WRITTEN INSTRUCTION: Count how many lines of the material below have the word "SÁCH" and give only the number.

DATASET:
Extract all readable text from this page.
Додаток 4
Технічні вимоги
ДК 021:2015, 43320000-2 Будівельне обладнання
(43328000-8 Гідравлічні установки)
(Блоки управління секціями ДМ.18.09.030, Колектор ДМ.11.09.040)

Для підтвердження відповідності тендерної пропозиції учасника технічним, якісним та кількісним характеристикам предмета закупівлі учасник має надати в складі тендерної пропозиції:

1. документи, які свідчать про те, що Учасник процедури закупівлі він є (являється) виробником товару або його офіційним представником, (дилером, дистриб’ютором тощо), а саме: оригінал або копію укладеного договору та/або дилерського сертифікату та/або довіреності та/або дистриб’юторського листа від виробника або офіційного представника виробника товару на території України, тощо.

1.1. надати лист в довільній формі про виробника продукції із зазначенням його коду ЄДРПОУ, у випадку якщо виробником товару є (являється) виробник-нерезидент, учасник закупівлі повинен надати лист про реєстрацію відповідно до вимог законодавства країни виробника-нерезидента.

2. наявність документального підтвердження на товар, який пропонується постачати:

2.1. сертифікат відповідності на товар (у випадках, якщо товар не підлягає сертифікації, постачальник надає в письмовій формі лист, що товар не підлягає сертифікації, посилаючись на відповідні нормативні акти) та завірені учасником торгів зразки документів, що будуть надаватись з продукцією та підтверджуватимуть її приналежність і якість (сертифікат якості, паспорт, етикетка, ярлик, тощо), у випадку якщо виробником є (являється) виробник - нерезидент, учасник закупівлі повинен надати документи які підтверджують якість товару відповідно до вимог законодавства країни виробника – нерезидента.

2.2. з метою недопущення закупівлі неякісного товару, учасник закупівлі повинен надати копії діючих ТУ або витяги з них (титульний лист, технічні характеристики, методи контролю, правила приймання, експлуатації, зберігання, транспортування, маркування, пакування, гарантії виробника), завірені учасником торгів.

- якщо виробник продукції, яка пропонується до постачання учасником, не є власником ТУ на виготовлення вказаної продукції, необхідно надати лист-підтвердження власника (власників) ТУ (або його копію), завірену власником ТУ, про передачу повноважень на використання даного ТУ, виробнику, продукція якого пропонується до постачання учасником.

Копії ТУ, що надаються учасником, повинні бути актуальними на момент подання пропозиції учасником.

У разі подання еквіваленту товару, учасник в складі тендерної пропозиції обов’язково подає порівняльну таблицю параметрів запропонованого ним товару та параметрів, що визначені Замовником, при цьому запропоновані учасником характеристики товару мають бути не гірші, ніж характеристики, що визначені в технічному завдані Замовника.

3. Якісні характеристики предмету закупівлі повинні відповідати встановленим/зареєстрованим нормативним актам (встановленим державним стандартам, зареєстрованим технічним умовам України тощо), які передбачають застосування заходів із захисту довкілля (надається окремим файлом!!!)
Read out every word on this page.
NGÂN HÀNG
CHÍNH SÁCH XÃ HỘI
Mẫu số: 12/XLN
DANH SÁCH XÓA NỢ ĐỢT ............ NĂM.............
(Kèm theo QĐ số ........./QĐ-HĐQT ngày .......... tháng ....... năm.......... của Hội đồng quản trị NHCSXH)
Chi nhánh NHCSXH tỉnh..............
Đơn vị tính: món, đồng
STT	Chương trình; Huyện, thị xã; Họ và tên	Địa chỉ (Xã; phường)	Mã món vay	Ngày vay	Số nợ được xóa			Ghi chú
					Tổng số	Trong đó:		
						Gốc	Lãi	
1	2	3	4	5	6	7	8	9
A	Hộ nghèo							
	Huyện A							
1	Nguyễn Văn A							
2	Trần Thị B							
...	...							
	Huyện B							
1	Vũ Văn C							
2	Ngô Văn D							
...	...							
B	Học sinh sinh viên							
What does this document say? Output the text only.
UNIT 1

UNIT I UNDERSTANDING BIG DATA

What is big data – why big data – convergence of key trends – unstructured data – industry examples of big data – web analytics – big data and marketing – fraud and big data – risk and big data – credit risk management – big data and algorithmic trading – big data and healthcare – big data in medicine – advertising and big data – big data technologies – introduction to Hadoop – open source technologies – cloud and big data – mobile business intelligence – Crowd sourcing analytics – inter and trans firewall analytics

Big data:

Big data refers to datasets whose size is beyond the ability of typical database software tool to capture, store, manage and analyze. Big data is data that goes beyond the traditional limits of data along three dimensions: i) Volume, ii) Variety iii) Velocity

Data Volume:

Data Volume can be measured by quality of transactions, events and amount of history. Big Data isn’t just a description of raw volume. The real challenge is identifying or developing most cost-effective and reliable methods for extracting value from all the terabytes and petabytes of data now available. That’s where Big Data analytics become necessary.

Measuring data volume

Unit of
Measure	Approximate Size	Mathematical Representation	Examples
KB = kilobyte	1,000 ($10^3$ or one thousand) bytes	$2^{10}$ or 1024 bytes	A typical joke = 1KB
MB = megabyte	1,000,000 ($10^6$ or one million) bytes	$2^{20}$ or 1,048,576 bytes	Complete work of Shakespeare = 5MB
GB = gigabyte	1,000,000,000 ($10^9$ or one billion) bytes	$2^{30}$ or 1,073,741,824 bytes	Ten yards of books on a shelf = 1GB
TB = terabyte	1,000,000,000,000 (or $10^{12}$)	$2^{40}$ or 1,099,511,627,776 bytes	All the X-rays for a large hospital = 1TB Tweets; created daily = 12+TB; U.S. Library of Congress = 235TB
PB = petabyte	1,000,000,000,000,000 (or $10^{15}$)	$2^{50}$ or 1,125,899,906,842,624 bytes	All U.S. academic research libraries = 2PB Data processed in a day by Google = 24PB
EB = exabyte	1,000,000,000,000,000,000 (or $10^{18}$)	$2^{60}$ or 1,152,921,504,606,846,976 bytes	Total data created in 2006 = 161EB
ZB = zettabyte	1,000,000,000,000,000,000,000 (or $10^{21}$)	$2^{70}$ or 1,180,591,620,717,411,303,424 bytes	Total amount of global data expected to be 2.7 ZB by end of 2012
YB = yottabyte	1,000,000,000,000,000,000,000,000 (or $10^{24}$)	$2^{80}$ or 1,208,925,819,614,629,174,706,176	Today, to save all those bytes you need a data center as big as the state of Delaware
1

EXERCISE RESPONSE: 2